• [Work to do] Check each line of the listing for the word "founding" and report how many lines contain it, giving nothing but the number.

## START Listing

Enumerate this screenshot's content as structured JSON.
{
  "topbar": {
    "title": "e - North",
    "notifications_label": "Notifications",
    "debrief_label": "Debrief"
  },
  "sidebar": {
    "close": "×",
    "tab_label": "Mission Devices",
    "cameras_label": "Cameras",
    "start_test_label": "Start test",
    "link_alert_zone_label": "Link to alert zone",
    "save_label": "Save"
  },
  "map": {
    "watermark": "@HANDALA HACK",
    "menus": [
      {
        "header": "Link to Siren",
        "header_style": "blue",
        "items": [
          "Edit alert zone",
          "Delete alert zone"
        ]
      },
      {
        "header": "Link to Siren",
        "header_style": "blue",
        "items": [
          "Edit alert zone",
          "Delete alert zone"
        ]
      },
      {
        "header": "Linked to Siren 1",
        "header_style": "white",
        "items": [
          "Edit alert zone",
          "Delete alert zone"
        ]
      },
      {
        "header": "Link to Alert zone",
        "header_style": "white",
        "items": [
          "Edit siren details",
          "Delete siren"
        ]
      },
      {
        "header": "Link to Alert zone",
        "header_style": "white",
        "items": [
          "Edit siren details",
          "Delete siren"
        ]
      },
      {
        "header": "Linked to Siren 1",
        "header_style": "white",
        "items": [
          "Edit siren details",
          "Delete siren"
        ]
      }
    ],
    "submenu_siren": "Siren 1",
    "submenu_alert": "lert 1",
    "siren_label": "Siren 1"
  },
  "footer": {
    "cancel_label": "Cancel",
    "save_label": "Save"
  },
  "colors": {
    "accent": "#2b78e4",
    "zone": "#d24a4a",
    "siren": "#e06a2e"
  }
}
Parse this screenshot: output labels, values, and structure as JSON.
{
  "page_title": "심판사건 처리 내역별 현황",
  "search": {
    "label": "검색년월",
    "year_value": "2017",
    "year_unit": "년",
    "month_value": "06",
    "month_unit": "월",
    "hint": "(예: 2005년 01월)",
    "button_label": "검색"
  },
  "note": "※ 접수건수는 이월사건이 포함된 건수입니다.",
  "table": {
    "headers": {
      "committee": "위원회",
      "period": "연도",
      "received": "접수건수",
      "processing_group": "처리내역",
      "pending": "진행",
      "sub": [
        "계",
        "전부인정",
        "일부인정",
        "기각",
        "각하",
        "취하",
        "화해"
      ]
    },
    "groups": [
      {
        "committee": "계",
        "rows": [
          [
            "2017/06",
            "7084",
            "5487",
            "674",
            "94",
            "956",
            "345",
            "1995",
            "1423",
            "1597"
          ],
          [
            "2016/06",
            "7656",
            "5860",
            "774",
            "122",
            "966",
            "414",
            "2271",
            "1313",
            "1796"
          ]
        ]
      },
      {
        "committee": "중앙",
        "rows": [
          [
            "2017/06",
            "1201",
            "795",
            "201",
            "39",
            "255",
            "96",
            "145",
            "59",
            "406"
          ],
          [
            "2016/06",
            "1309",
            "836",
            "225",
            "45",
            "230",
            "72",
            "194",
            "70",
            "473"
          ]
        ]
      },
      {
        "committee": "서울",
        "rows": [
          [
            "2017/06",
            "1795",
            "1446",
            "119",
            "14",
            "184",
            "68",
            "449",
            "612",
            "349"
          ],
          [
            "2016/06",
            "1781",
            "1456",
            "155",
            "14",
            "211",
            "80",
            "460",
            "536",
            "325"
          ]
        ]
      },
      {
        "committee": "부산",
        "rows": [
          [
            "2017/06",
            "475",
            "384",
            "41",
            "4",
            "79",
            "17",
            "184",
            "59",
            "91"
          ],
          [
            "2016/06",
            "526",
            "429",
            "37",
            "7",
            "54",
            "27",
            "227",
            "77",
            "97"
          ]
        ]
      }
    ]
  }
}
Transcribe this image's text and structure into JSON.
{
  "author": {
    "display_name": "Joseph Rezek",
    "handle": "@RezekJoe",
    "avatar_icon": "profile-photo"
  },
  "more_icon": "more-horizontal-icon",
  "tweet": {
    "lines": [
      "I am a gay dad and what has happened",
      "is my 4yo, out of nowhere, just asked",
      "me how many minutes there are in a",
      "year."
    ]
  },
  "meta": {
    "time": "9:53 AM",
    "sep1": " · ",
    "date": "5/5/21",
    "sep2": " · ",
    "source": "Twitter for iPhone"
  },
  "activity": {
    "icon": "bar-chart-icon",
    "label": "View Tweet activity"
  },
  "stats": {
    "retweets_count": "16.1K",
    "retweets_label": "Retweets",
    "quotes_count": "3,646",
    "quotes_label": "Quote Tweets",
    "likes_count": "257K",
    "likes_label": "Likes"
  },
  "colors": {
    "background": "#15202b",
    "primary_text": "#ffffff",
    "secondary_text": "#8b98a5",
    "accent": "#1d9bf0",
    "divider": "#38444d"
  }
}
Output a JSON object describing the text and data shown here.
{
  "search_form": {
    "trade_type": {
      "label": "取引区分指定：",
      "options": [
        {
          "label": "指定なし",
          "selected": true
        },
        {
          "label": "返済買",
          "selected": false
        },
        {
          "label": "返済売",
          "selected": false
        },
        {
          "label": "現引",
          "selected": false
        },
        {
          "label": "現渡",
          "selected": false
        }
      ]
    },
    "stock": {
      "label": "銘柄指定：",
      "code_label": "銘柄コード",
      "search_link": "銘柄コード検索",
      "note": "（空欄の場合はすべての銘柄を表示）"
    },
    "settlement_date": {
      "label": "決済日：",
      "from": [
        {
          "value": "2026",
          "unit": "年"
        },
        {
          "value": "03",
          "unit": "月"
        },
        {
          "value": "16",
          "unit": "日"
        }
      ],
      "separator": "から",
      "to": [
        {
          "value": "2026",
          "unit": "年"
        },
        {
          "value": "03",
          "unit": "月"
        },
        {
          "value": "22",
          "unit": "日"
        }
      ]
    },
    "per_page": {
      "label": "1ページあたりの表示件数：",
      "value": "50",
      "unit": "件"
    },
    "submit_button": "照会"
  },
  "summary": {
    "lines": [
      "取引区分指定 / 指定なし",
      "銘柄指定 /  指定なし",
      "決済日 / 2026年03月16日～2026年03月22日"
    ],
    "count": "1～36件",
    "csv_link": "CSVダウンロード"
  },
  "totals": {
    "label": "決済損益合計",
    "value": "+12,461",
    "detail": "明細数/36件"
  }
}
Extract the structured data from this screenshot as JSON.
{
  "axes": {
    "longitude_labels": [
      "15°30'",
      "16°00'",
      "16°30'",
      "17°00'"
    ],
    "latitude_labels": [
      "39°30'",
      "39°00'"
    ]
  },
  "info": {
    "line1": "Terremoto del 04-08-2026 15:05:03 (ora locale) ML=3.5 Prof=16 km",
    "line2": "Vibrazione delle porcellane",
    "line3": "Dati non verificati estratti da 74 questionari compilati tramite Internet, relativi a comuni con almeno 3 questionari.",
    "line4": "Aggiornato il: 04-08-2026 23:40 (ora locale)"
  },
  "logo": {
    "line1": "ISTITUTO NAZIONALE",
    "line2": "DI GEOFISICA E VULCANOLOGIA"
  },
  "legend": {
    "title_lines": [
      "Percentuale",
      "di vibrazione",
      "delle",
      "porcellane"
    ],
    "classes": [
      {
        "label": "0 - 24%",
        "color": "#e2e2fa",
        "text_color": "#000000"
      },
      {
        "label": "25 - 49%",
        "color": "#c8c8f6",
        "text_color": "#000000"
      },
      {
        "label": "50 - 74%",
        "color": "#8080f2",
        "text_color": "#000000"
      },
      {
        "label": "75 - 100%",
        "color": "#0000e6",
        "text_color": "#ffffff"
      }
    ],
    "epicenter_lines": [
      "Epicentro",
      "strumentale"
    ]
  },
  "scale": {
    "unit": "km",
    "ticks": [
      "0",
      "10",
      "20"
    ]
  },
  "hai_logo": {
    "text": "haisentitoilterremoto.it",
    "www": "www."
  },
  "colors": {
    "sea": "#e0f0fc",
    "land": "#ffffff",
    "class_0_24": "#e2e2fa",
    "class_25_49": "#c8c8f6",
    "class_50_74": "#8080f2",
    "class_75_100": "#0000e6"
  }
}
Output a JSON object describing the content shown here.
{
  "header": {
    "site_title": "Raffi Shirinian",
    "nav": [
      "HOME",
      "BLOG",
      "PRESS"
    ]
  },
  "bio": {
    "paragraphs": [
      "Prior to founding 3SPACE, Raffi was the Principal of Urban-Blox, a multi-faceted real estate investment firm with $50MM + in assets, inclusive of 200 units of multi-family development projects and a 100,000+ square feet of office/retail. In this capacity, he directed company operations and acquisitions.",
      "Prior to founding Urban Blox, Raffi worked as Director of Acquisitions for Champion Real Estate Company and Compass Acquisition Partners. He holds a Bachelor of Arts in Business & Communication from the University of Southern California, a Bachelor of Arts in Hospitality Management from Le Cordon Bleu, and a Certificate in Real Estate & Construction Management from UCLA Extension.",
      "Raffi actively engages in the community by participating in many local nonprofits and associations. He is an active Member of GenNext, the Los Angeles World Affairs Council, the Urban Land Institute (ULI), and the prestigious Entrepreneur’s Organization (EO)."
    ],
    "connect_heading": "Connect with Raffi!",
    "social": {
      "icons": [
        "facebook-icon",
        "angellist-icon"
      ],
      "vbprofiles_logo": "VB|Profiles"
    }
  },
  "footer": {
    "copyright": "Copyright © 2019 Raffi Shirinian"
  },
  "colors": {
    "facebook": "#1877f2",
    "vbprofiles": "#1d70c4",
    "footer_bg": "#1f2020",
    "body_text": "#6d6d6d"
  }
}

## END Listing

• [Solved problem] 2